(Items listed in a dataset)
══════════

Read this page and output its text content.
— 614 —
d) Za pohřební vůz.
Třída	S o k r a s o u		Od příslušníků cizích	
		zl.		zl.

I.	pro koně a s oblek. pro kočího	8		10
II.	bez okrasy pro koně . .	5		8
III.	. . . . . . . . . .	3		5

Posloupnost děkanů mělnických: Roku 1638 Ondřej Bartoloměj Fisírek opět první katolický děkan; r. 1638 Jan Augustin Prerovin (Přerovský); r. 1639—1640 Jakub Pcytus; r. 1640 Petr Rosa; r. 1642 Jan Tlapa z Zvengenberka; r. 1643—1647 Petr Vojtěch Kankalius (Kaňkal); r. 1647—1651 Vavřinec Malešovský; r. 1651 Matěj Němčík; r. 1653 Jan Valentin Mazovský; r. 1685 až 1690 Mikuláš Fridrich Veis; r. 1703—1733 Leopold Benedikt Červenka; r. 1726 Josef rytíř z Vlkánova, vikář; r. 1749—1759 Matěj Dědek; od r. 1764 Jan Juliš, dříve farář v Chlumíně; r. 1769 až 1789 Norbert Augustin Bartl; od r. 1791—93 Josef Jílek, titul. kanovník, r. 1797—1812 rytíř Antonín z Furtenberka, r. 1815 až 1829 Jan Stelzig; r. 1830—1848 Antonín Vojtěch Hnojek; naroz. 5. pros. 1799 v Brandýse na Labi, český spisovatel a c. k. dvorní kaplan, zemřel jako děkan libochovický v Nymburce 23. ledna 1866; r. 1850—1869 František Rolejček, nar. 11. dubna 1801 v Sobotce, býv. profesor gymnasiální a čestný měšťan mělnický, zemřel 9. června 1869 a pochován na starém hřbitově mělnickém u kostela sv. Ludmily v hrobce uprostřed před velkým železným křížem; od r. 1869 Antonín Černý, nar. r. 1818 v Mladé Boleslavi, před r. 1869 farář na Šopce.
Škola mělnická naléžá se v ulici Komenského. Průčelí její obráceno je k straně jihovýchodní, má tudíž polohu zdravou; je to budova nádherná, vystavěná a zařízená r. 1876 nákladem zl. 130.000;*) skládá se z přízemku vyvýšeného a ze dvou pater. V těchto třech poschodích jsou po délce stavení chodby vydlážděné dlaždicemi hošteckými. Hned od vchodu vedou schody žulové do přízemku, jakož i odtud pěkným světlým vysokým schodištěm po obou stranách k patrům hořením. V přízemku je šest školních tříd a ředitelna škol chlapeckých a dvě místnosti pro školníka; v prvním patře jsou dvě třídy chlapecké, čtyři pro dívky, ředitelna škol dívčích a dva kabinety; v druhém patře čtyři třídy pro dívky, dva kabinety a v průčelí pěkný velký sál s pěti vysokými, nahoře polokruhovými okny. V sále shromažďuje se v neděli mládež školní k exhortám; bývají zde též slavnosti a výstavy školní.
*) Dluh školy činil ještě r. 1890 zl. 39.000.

══════════

Quote every entry exactly.

**Correct answer**
Read this page and output its text content.
— 614 —
d) Za pohřební vůz.
Třída	S o k r a s o u		Od příslušníků cizích	
		zl.		zl.

I.	pro koně a s oblek. pro kočího	8		10
II.	bez okrasy pro koně . .	5		8
III.	. . . . . . . . . .	3		5

Posloupnost děkanů mělnických: Roku 1638 Ondřej Bartoloměj Fisírek opět první katolický děkan; r. 1638 Jan Augustin Prerovin (Přerovský); r. 1639—1640 Jakub Pcytus; r. 1640 Petr Rosa; r. 1642 Jan Tlapa z Zvengenberka; r. 1643—1647 Petr Vojtěch Kankalius (Kaňkal); r. 1647—1651 Vavřinec Malešovský; r. 1651 Matěj Němčík; r. 1653 Jan Valentin Mazovský; r. 1685 až 1690 Mikuláš Fridrich Veis; r. 1703—1733 Leopold Benedikt Červenka; r. 1726 Josef rytíř z Vlkánova, vikář; r. 1749—1759 Matěj Dědek; od r. 1764 Jan Juliš, dříve farář v Chlumíně; r. 1769 až 1789 Norbert Augustin Bartl; od r. 1791—93 Josef Jílek, titul. kanovník, r. 1797—1812 rytíř Antonín z Furtenberka, r. 1815 až 1829 Jan Stelzig; r. 1830—1848 Antonín Vojtěch Hnojek; naroz. 5. pros. 1799 v Brandýse na Labi, český spisovatel a c. k. dvorní kaplan, zemřel jako děkan libochovický v Nymburce 23. ledna 1866; r. 1850—1869 František Rolejček, nar. 11. dubna 1801 v Sobotce, býv. profesor gymnasiální a čestný měšťan mělnický, zemřel 9. června 1869 a pochován na starém hřbitově mělnickém u kostela sv. Ludmily v hrobce uprostřed před velkým železným křížem; od r. 1869 Antonín Černý, nar. r. 1818 v Mladé Boleslavi, před r. 1869 farář na Šopce.
Škola mělnická naléžá se v ulici Komenského. Průčelí její obráceno je k straně jihovýchodní, má tudíž polohu zdravou; je to budova nádherná, vystavěná a zařízená r. 1876 nákladem zl. 130.000;*) skládá se z přízemku vyvýšeného a ze dvou pater. V těchto třech poschodích jsou po délce stavení chodby vydlážděné dlaždicemi hošteckými. Hned od vchodu vedou schody žulové do přízemku, jakož i odtud pěkným světlým vysokým schodištěm po obou stranách k patrům hořením. V přízemku je šest školních tříd a ředitelna škol chlapeckých a dvě místnosti pro školníka; v prvním patře jsou dvě třídy chlapecké, čtyři pro dívky, ředitelna škol dívčích a dva kabinety; v druhém patře čtyři třídy pro dívky, dva kabinety a v průčelí pěkný velký sál s pěti vysokými, nahoře polokruhovými okny. V sále shromažďuje se v neděli mládež školní k exhortám; bývají zde též slavnosti a výstavy školní.
*) Dluh školy činil ještě r. 1890 zl. 39.000.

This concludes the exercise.